## BEGIN DATA TO USE
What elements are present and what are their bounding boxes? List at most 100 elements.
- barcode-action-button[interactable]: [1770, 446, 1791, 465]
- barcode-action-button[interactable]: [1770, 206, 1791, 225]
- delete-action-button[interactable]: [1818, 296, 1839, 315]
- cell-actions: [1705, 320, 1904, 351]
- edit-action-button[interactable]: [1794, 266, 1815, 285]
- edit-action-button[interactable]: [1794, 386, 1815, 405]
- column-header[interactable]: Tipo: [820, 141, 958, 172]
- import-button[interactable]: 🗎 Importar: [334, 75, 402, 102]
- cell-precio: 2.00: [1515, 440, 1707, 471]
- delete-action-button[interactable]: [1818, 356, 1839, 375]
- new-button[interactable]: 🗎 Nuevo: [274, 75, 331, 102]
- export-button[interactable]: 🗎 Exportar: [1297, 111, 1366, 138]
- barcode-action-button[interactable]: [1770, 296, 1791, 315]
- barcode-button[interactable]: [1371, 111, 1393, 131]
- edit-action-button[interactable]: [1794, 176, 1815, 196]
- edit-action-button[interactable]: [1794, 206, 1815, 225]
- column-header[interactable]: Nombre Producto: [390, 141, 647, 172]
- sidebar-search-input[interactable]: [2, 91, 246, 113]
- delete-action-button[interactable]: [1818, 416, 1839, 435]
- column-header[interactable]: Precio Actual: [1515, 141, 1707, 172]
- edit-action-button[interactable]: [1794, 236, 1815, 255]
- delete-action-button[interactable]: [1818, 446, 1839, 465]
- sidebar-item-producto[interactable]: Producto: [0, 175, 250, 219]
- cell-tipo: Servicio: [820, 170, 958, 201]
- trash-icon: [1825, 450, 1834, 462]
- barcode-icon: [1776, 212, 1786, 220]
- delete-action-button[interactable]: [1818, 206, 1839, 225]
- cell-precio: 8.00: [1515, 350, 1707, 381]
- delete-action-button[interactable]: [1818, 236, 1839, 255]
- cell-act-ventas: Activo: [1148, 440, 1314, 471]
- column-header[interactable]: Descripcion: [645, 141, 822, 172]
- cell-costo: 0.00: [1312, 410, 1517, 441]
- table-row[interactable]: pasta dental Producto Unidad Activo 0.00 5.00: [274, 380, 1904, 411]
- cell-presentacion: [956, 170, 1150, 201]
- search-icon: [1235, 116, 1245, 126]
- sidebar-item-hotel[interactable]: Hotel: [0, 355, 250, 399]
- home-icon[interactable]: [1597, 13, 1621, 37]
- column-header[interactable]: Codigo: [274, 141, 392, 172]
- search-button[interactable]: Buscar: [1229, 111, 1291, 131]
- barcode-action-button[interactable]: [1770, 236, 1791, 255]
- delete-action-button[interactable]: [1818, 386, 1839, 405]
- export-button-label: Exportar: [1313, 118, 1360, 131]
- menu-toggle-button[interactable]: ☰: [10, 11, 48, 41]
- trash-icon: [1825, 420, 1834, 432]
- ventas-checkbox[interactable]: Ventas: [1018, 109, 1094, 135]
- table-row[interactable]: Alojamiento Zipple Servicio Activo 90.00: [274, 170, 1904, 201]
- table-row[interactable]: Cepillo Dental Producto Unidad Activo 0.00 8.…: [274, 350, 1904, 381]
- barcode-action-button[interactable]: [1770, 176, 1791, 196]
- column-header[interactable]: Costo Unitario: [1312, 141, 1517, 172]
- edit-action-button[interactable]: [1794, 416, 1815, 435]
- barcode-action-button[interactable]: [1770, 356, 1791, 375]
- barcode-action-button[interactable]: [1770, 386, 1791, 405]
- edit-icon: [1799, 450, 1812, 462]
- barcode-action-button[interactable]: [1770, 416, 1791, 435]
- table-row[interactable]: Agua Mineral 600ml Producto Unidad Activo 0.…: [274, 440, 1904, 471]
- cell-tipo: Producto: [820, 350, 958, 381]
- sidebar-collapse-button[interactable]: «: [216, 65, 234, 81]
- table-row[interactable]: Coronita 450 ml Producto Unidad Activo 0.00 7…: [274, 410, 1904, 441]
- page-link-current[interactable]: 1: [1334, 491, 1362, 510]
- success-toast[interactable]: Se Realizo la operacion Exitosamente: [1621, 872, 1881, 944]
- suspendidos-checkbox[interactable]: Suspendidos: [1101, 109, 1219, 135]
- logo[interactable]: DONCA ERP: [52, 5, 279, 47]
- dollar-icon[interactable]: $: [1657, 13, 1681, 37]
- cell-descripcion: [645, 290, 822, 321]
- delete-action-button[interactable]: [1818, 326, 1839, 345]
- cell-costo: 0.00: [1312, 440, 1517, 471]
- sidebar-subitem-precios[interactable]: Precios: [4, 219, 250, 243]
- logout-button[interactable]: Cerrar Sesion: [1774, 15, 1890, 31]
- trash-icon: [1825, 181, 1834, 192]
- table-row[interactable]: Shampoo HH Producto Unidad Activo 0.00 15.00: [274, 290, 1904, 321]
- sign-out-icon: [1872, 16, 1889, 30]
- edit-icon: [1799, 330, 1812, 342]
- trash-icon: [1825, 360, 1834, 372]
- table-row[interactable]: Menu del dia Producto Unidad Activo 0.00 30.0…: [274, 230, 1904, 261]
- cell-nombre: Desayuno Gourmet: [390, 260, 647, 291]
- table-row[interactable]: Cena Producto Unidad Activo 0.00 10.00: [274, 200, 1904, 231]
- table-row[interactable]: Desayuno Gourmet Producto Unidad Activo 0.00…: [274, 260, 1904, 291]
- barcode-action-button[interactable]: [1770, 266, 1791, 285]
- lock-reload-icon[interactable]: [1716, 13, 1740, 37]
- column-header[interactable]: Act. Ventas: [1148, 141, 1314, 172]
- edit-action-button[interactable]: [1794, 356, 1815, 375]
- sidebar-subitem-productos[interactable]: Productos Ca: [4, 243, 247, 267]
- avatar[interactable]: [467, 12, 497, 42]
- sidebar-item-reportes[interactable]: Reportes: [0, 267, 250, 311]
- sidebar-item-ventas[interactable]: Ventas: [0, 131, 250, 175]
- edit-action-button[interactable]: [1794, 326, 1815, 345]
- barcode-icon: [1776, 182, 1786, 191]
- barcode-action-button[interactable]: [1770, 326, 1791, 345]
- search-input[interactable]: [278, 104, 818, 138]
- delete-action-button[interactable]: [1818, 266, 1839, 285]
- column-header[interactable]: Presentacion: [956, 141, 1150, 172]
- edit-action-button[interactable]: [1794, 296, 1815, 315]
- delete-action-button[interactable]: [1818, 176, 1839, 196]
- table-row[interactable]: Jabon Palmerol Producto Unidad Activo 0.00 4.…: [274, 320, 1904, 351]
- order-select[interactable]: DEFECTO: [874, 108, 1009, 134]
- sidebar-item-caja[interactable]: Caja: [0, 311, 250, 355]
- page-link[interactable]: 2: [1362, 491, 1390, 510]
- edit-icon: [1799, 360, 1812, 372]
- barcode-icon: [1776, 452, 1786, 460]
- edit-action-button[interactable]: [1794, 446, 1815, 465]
## END DATA TO USE
AIM OF THE TASK: Edit the entries above so that each occurrence of "delete-action-button" becomes "remove-action-button", and leave every other part of the lines unchanged.

RESPONSE BELOW:
What elements are present and what are their bounding boxes? List at most 100 elements.
- barcode-action-button[interactable]: [1770, 446, 1791, 465]
- barcode-action-button[interactable]: [1770, 206, 1791, 225]
- remove-action-button[interactable]: [1818, 296, 1839, 315]
- cell-actions: [1705, 320, 1904, 351]
- edit-action-button[interactable]: [1794, 266, 1815, 285]
- edit-action-button[interactable]: [1794, 386, 1815, 405]
- column-header[interactable]: Tipo: [820, 141, 958, 172]
- import-button[interactable]: 🗎 Importar: [334, 75, 402, 102]
- cell-precio: 2.00: [1515, 440, 1707, 471]
- remove-action-button[interactable]: [1818, 356, 1839, 375]
- new-button[interactable]: 🗎 Nuevo: [274, 75, 331, 102]
- export-button[interactable]: 🗎 Exportar: [1297, 111, 1366, 138]
- barcode-action-button[interactable]: [1770, 296, 1791, 315]
- barcode-button[interactable]: [1371, 111, 1393, 131]
- edit-action-button[interactable]: [1794, 176, 1815, 196]
- edit-action-button[interactable]: [1794, 206, 1815, 225]
- column-header[interactable]: Nombre Producto: [390, 141, 647, 172]
- sidebar-search-input[interactable]: [2, 91, 246, 113]
- remove-action-button[interactable]: [1818, 416, 1839, 435]
- column-header[interactable]: Precio Actual: [1515, 141, 1707, 172]
- edit-action-button[interactable]: [1794, 236, 1815, 255]
- remove-action-button[interactable]: [1818, 446, 1839, 465]
- sidebar-item-producto[interactable]: Producto: [0, 175, 250, 219]
- cell-tipo: Servicio: [820, 170, 958, 201]
- trash-icon: [1825, 450, 1834, 462]
- barcode-icon: [1776, 212, 1786, 220]
- remove-action-button[interactable]: [1818, 206, 1839, 225]
- cell-precio: 8.00: [1515, 350, 1707, 381]
- remove-action-button[interactable]: [1818, 236, 1839, 255]
- cell-act-ventas: Activo: [1148, 440, 1314, 471]
- column-header[interactable]: Descripcion: [645, 141, 822, 172]
- cell-costo: 0.00: [1312, 410, 1517, 441]
- table-row[interactable]: pasta dental Producto Unidad Activo 0.00 5.00: [274, 380, 1904, 411]
- cell-presentacion: [956, 170, 1150, 201]
- search-icon: [1235, 116, 1245, 126]
- sidebar-item-hotel[interactable]: Hotel: [0, 355, 250, 399]
- home-icon[interactable]: [1597, 13, 1621, 37]
- column-header[interactable]: Codigo: [274, 141, 392, 172]
- search-button[interactable]: Buscar: [1229, 111, 1291, 131]
- barcode-action-button[interactable]: [1770, 236, 1791, 255]
- remove-action-button[interactable]: [1818, 386, 1839, 405]
- export-button-label: Exportar: [1313, 118, 1360, 131]
- menu-toggle-button[interactable]: ☰: [10, 11, 48, 41]
- trash-icon: [1825, 420, 1834, 432]
- ventas-checkbox[interactable]: Ventas: [1018, 109, 1094, 135]
- table-row[interactable]: Alojamiento Zipple Servicio Activo 90.00: [274, 170, 1904, 201]
- table-row[interactable]: Cepillo Dental Producto Unidad Activo 0.00 8.…: [274, 350, 1904, 381]
- barcode-action-button[interactable]: [1770, 176, 1791, 196]
- column-header[interactable]: Costo Unitario: [1312, 141, 1517, 172]
- edit-action-button[interactable]: [1794, 416, 1815, 435]
- barcode-action-button[interactable]: [1770, 356, 1791, 375]
- barcode-action-button[interactable]: [1770, 386, 1791, 405]
- edit-icon: [1799, 450, 1812, 462]
- barcode-action-button[interactable]: [1770, 416, 1791, 435]
- table-row[interactable]: Agua Mineral 600ml Producto Unidad Activo 0.…: [274, 440, 1904, 471]
- cell-tipo: Producto: [820, 350, 958, 381]
- sidebar-collapse-button[interactable]: «: [216, 65, 234, 81]
- table-row[interactable]: Coronita 450 ml Producto Unidad Activo 0.00 7…: [274, 410, 1904, 441]
- page-link-current[interactable]: 1: [1334, 491, 1362, 510]
- success-toast[interactable]: Se Realizo la operacion Exitosamente: [1621, 872, 1881, 944]
- suspendidos-checkbox[interactable]: Suspendidos: [1101, 109, 1219, 135]
- logo[interactable]: DONCA ERP: [52, 5, 279, 47]
- dollar-icon[interactable]: $: [1657, 13, 1681, 37]
- cell-descripcion: [645, 290, 822, 321]
- remove-action-button[interactable]: [1818, 326, 1839, 345]
- cell-costo: 0.00: [1312, 440, 1517, 471]
- sidebar-subitem-precios[interactable]: Precios: [4, 219, 250, 243]
- logout-button[interactable]: Cerrar Sesion: [1774, 15, 1890, 31]
- trash-icon: [1825, 181, 1834, 192]
- table-row[interactable]: Shampoo HH Producto Unidad Activo 0.00 15.00: [274, 290, 1904, 321]
- sign-out-icon: [1872, 16, 1889, 30]
- edit-icon: [1799, 330, 1812, 342]
- trash-icon: [1825, 360, 1834, 372]
- table-row[interactable]: Menu del dia Producto Unidad Activo 0.00 30.0…: [274, 230, 1904, 261]
- cell-nombre: Desayuno Gourmet: [390, 260, 647, 291]
- table-row[interactable]: Cena Producto Unidad Activo 0.00 10.00: [274, 200, 1904, 231]
- table-row[interactable]: Desayuno Gourmet Producto Unidad Activo 0.00…: [274, 260, 1904, 291]
- barcode-action-button[interactable]: [1770, 266, 1791, 285]
- lock-reload-icon[interactable]: [1716, 13, 1740, 37]
- column-header[interactable]: Act. Ventas: [1148, 141, 1314, 172]
- edit-action-button[interactable]: [1794, 356, 1815, 375]
- sidebar-subitem-productos[interactable]: Productos Ca: [4, 243, 247, 267]
- avatar[interactable]: [467, 12, 497, 42]
- sidebar-item-reportes[interactable]: Reportes: [0, 267, 250, 311]
- sidebar-item-ventas[interactable]: Ventas: [0, 131, 250, 175]
- edit-action-button[interactable]: [1794, 326, 1815, 345]
- barcode-icon: [1776, 182, 1786, 191]
- barcode-action-button[interactable]: [1770, 326, 1791, 345]
- search-input[interactable]: [278, 104, 818, 138]
- remove-action-button[interactable]: [1818, 266, 1839, 285]
- column-header[interactable]: Presentacion: [956, 141, 1150, 172]
- edit-action-button[interactable]: [1794, 296, 1815, 315]
- remove-action-button[interactable]: [1818, 176, 1839, 196]
- table-row[interactable]: Jabon Palmerol Producto Unidad Activo 0.00 4.…: [274, 320, 1904, 351]
- order-select[interactable]: DEFECTO: [874, 108, 1009, 134]
- sidebar-item-caja[interactable]: Caja: [0, 311, 250, 355]
- page-link[interactable]: 2: [1362, 491, 1390, 510]
- edit-icon: [1799, 360, 1812, 372]
- barcode-icon: [1776, 452, 1786, 460]
- edit-action-button[interactable]: [1794, 446, 1815, 465]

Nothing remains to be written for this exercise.